The following inequality in $ L _ {p} $- spaces was proved in [a2]:
$$ \tag{a1 } c _ {p} {\mathsf E} ( S ^ {p} ) \leq {\mathsf E} ( X ^ {*p } ) \leq C _ {p} {\mathsf E} ( S ^ {p} ) , $$
where $ c _ {p} $ and $ C _ {p} $ are positive constants depending only on $ p $, $ 1 \leq p \leq + \infty $.
In fact, this inequality was proved in three steps; D.L. Burkholder [a3] proved the cases $ 1 < p < + \infty $; Burkholder and R.F. Gundy [a4] proved the cases $ 0 < p \leq 1 $ for a large class of martingales, and Gundy [a5] proved the case $ p = 1 $ for all martingales.
Moreover, (a1) was proved in a more general form in Orlicz spaces (cf. Orlicz space) in [a2]:
$$ \tag{a2 } c _ \Phi {\mathsf E} ( \Phi ( S ( X ) ) ) \leq {\mathsf E} ( \Phi ( X ^ {*} ) ) \leq C _ \Phi {\mathsf E} ( \Phi ( S ( X ) ) ) , $$
where $ c _ \Phi $ and $ C _ \Phi $ are positive constants depending only on $ \Phi $.
The inequalities (a1) and (a2) are frequently used in martingale theory, harmonic analysis and Fourier analysis (cf. also Fourier series; Fourier transform).
For a different proof of these inequalities, see, e.g., [a1].

Problems to work on -
1) In the martingale inequality excerpt, who proved the case p = 1 for all martingales?
2) State how many lines of the listing contain the string "times", treating uppercase and lowercase as different, and reply with the number alone.
The listing is unrelated to the martingale inequality excerpt.

Supplied data -
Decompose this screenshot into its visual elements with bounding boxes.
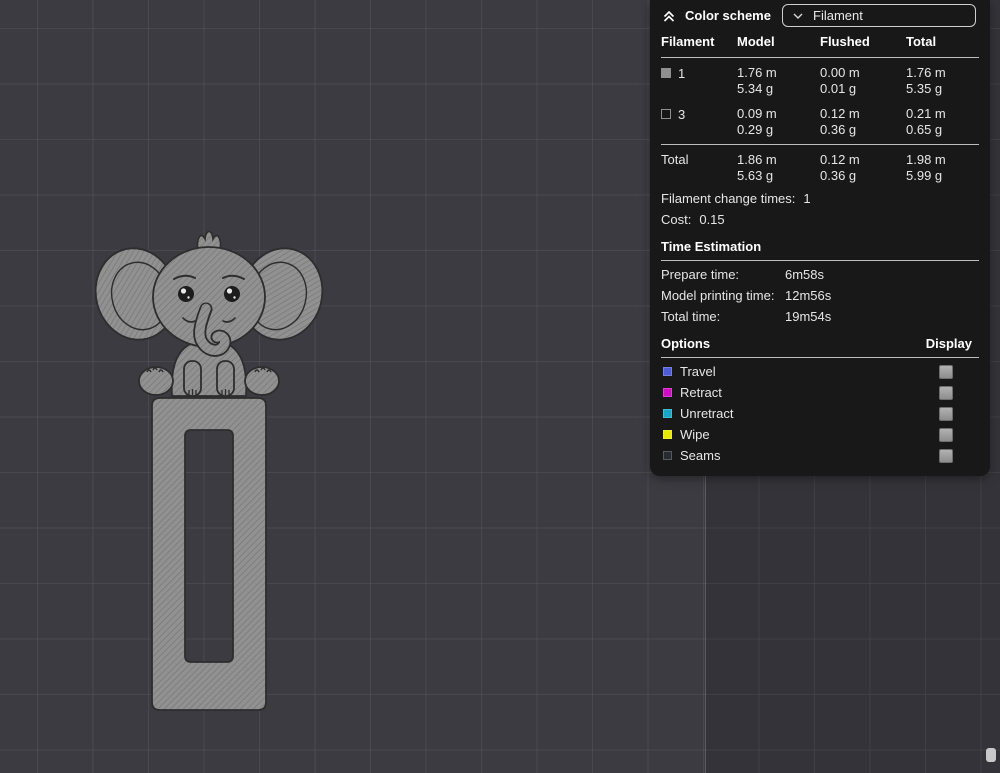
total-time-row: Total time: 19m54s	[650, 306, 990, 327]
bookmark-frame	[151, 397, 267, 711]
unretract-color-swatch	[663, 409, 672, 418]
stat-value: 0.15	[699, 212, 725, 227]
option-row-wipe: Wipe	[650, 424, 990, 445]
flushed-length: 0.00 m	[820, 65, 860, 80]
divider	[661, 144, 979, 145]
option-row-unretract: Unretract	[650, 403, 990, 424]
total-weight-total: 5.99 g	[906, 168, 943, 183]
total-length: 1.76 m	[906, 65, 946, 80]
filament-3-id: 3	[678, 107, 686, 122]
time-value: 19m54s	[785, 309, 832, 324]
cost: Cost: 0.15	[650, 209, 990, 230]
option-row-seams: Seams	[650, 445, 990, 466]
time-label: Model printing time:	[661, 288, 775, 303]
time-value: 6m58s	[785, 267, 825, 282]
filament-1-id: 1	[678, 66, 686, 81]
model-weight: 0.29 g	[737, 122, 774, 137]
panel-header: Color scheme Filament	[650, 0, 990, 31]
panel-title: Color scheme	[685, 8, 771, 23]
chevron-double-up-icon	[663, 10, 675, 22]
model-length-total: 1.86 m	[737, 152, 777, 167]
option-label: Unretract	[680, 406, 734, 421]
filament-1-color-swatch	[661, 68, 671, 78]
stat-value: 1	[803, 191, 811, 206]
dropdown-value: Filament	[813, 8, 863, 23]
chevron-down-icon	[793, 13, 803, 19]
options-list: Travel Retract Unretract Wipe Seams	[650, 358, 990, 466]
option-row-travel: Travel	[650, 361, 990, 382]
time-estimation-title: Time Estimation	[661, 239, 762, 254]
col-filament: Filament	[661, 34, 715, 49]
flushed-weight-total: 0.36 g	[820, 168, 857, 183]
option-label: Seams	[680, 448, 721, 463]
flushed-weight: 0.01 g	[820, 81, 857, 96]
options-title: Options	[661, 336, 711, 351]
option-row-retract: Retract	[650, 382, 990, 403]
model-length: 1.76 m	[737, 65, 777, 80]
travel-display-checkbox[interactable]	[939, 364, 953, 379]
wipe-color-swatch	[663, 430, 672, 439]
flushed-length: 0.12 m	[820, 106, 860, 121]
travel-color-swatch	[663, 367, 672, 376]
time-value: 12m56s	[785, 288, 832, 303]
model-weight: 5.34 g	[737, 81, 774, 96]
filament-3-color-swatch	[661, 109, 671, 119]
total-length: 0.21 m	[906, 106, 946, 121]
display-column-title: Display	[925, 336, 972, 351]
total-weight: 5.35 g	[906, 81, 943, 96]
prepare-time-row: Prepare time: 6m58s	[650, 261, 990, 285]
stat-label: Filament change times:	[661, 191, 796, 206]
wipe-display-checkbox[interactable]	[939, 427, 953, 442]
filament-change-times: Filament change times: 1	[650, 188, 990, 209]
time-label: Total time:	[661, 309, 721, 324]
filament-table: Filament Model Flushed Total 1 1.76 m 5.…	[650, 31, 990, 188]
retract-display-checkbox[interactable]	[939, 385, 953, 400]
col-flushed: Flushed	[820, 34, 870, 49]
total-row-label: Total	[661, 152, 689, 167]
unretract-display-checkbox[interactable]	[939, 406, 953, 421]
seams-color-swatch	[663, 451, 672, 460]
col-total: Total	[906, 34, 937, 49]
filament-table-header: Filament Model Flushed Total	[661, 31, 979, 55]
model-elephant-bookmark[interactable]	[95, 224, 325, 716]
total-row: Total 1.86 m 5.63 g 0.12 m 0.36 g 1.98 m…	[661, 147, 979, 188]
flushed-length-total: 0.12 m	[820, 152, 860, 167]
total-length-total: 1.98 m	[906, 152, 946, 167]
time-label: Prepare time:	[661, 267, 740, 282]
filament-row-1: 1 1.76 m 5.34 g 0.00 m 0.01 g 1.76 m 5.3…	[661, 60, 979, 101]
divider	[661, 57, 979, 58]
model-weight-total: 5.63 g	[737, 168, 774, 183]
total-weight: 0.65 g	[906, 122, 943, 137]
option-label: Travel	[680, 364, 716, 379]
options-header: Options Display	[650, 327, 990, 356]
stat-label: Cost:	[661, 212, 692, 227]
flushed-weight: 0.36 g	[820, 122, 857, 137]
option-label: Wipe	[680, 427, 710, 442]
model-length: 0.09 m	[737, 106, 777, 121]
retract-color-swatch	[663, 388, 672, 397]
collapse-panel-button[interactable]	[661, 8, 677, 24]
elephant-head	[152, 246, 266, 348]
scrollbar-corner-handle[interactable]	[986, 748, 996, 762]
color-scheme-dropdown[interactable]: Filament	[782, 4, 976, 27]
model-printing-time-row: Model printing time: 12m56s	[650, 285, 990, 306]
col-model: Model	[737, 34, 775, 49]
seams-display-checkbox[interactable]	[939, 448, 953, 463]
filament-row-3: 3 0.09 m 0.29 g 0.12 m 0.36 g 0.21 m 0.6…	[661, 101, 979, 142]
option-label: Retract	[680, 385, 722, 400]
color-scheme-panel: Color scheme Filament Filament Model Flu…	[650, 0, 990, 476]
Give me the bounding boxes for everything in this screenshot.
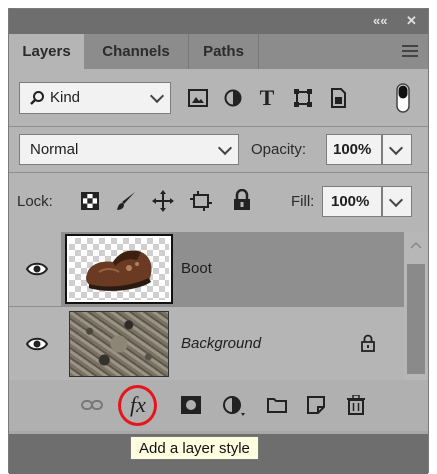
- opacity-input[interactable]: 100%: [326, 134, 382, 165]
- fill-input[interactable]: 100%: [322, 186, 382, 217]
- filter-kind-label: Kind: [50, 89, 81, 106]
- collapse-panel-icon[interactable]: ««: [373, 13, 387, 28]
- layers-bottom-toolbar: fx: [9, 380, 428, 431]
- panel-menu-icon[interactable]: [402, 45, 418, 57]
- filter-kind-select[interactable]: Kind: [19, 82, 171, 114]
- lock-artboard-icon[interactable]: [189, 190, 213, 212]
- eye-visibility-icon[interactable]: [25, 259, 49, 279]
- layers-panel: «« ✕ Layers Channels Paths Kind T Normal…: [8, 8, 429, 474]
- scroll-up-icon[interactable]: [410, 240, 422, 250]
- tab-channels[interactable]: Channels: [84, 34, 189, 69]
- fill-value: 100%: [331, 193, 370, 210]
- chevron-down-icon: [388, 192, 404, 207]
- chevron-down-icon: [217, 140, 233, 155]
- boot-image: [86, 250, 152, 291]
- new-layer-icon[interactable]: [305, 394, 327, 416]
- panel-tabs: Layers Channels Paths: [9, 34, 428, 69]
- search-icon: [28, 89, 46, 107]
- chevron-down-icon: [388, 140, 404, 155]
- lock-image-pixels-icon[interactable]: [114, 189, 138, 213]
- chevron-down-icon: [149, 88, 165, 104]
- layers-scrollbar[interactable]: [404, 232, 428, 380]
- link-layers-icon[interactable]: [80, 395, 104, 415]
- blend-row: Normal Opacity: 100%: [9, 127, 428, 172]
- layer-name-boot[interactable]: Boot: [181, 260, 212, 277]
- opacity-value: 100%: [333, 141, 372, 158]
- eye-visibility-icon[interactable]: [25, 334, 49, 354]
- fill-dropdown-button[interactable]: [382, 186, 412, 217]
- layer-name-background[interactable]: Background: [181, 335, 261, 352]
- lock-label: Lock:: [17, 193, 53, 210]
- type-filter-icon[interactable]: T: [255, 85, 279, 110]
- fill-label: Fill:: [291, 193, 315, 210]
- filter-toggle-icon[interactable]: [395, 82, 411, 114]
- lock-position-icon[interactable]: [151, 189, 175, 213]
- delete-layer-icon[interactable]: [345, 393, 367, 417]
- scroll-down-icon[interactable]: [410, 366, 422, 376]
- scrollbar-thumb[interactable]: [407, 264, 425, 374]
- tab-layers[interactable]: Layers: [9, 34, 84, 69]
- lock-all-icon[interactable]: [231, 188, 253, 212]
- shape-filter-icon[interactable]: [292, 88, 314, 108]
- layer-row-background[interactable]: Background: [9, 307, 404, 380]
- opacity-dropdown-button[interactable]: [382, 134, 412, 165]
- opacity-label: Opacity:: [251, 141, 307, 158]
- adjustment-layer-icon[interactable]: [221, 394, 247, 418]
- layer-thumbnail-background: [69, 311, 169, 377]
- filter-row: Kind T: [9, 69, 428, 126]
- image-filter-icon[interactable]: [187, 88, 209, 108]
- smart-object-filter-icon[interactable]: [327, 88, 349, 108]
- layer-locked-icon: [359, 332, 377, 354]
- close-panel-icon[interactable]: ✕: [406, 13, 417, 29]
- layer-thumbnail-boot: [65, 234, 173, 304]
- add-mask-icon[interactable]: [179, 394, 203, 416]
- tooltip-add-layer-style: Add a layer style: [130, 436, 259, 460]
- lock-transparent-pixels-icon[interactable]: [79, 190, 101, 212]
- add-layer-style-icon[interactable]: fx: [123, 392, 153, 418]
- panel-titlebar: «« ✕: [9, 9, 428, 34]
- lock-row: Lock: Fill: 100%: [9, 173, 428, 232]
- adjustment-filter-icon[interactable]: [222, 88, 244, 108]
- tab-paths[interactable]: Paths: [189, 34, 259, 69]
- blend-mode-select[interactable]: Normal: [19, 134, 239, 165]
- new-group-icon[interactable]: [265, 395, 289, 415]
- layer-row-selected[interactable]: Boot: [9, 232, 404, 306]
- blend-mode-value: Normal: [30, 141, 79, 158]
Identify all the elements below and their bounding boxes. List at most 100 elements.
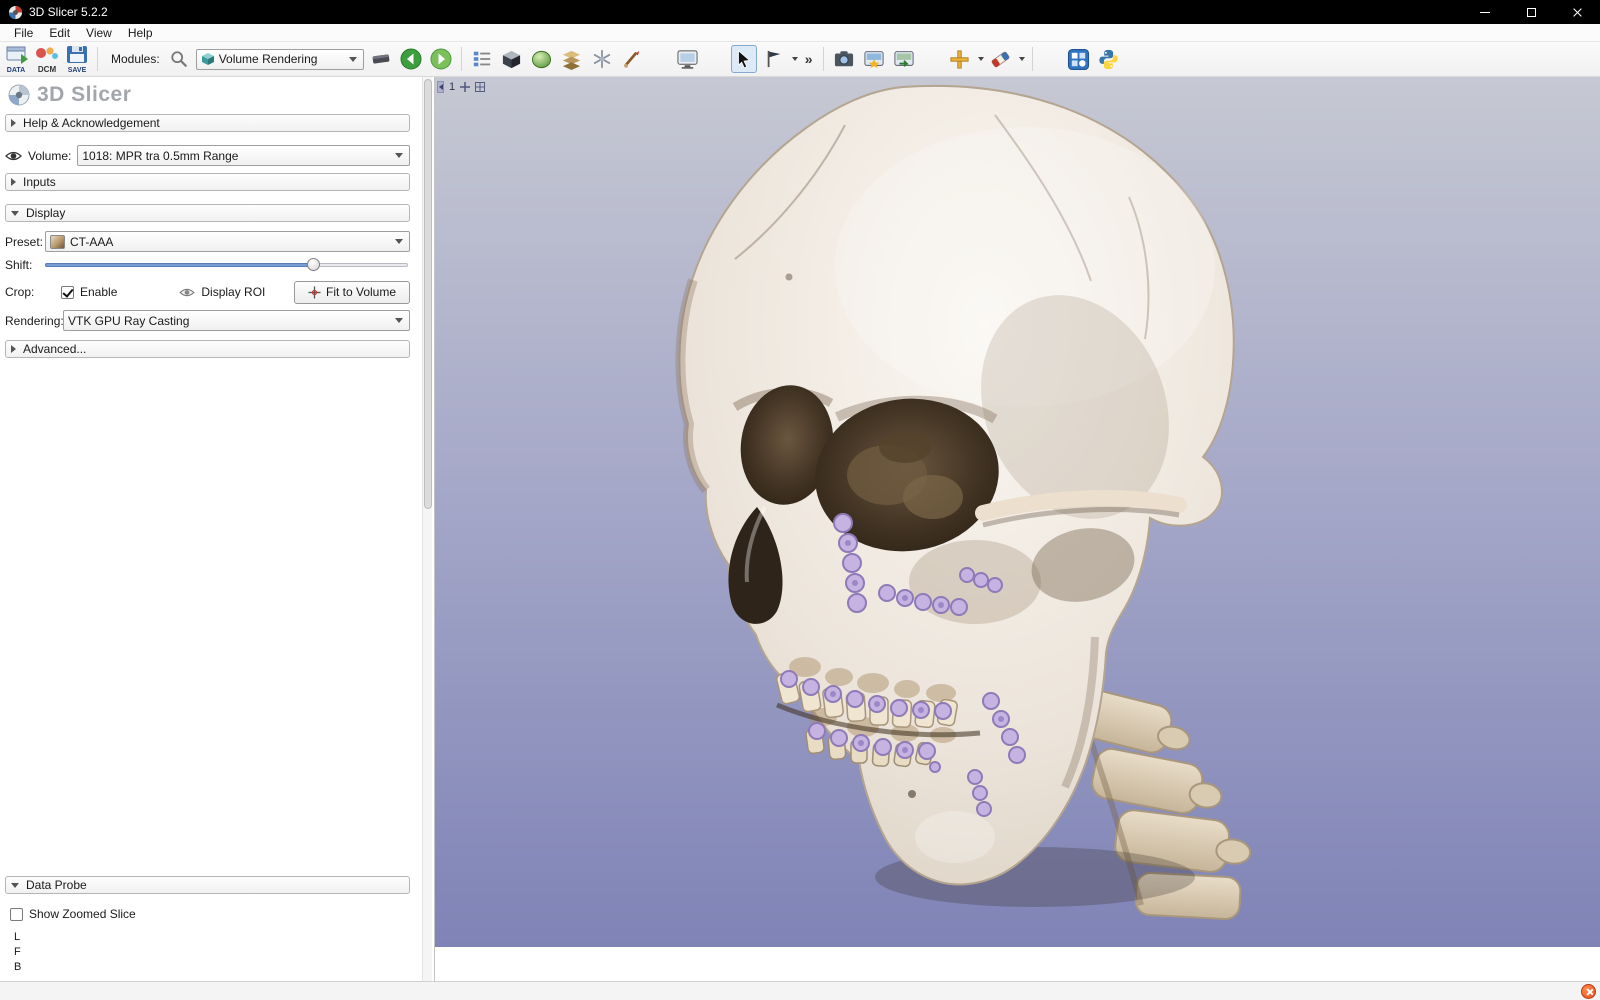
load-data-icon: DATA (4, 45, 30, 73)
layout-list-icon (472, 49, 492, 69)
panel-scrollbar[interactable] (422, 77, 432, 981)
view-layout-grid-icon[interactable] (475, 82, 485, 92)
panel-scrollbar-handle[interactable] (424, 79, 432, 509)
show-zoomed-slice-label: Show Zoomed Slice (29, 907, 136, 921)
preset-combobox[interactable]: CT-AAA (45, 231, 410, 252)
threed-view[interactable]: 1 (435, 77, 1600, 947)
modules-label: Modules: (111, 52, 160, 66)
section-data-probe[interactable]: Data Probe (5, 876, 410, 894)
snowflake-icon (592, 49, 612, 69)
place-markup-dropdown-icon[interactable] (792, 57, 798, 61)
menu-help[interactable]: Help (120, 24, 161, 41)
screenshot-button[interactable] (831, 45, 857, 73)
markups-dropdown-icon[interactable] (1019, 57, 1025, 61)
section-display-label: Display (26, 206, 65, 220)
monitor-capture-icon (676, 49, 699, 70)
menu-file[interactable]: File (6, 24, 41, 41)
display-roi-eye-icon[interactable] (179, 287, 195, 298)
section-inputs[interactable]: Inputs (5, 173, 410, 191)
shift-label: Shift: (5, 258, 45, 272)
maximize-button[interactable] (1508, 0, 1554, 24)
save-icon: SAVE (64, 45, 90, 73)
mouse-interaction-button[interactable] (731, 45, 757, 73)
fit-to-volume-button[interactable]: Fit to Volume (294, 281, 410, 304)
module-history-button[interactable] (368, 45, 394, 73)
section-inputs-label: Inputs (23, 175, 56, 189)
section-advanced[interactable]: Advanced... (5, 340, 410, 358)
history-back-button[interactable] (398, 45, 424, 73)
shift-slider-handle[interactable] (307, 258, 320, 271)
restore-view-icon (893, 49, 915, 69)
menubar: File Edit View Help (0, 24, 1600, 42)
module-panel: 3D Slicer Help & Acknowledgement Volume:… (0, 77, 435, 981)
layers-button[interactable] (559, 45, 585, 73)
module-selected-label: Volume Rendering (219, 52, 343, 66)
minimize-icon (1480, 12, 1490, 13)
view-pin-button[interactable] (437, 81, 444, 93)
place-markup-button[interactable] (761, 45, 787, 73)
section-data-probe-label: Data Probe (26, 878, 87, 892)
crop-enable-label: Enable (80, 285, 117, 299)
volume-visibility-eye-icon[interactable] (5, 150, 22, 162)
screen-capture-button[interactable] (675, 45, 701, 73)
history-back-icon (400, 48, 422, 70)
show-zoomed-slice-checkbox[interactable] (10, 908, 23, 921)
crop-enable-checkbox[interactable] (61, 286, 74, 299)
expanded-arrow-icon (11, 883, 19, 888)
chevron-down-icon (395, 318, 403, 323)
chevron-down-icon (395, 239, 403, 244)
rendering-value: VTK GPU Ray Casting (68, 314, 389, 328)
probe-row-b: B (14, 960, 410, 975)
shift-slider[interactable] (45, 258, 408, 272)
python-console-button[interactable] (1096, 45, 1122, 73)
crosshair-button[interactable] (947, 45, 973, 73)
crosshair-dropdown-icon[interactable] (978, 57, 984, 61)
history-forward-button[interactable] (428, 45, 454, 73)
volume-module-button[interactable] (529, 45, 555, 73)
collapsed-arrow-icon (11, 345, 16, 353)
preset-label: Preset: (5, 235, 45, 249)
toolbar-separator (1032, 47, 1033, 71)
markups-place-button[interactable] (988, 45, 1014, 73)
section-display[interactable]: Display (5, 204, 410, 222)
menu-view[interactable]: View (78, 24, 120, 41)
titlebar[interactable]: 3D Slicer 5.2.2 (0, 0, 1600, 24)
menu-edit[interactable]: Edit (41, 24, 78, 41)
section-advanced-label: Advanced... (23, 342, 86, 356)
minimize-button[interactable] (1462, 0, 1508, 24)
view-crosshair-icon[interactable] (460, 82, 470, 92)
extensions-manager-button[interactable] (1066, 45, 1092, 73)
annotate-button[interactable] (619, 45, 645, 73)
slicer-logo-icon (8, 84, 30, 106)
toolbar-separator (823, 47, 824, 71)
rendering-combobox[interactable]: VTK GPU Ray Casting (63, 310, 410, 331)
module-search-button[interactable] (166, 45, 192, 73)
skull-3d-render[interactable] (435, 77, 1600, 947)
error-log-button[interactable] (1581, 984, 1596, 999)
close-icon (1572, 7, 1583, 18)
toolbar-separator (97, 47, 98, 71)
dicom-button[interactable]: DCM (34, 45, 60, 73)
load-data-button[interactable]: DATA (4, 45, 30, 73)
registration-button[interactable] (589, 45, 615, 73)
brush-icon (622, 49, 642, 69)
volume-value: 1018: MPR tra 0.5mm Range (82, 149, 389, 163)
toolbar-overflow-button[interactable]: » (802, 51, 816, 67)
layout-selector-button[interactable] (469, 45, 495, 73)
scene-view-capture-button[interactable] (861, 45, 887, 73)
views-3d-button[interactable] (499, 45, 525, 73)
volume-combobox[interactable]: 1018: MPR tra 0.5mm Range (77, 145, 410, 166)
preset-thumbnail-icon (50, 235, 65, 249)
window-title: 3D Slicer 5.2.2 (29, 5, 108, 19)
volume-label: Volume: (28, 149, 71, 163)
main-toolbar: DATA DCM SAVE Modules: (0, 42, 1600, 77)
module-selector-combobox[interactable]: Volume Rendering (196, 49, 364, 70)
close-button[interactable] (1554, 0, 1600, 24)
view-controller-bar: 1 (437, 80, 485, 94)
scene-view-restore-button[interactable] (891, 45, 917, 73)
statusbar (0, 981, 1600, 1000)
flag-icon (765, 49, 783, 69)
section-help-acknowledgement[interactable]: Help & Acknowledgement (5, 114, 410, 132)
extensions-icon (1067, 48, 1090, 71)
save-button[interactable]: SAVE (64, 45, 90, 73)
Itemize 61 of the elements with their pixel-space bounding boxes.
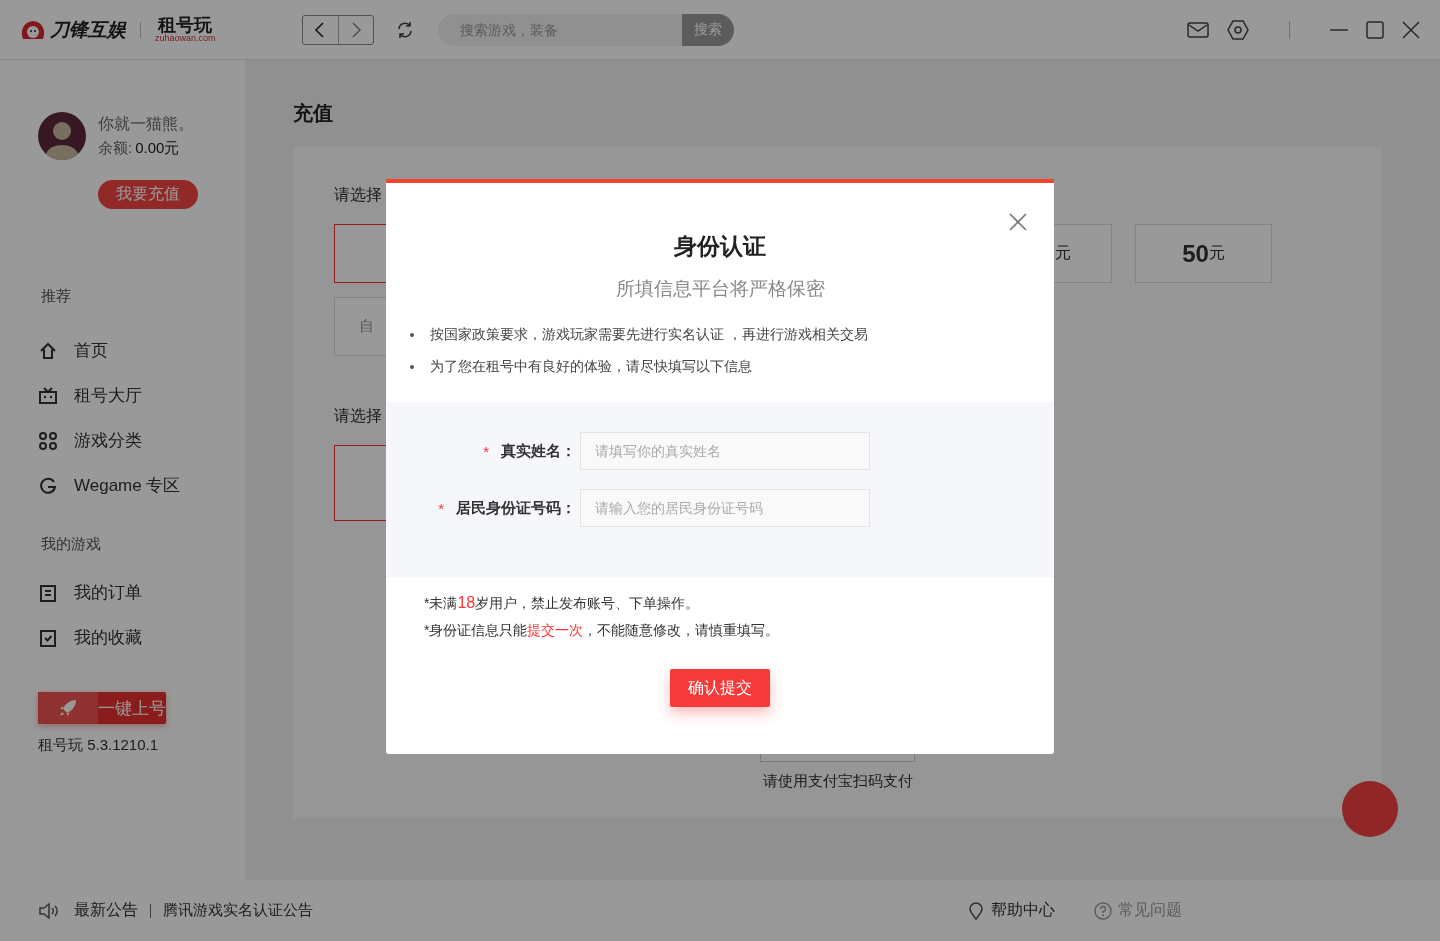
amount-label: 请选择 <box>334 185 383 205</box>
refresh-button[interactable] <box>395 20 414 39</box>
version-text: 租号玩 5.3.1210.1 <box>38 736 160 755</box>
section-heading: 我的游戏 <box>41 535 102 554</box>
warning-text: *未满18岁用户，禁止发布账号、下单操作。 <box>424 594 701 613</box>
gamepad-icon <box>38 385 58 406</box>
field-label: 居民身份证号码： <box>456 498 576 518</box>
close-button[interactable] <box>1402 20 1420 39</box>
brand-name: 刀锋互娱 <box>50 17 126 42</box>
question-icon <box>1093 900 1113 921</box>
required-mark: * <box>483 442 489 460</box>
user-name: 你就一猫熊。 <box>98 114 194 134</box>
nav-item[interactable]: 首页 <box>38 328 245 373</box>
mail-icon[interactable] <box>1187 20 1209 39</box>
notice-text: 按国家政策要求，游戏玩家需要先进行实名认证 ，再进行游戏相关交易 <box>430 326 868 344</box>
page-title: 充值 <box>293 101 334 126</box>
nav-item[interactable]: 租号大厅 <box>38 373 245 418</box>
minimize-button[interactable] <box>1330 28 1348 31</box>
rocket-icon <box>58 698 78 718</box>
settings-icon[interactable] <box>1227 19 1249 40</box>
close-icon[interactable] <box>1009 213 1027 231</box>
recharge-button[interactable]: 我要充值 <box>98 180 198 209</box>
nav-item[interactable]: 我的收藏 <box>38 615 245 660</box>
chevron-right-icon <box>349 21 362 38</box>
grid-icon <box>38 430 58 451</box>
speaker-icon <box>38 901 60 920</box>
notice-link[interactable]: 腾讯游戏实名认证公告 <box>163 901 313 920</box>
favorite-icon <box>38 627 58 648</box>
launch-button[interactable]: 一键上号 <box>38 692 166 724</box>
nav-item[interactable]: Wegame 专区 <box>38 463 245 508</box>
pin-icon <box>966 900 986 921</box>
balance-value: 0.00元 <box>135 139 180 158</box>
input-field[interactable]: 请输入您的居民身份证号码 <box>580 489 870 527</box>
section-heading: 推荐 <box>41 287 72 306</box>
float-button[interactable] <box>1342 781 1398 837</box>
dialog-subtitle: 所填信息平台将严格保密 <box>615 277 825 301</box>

Solutions by task -
1) Gundy proved the case p = 1 for all martingales.

2) 2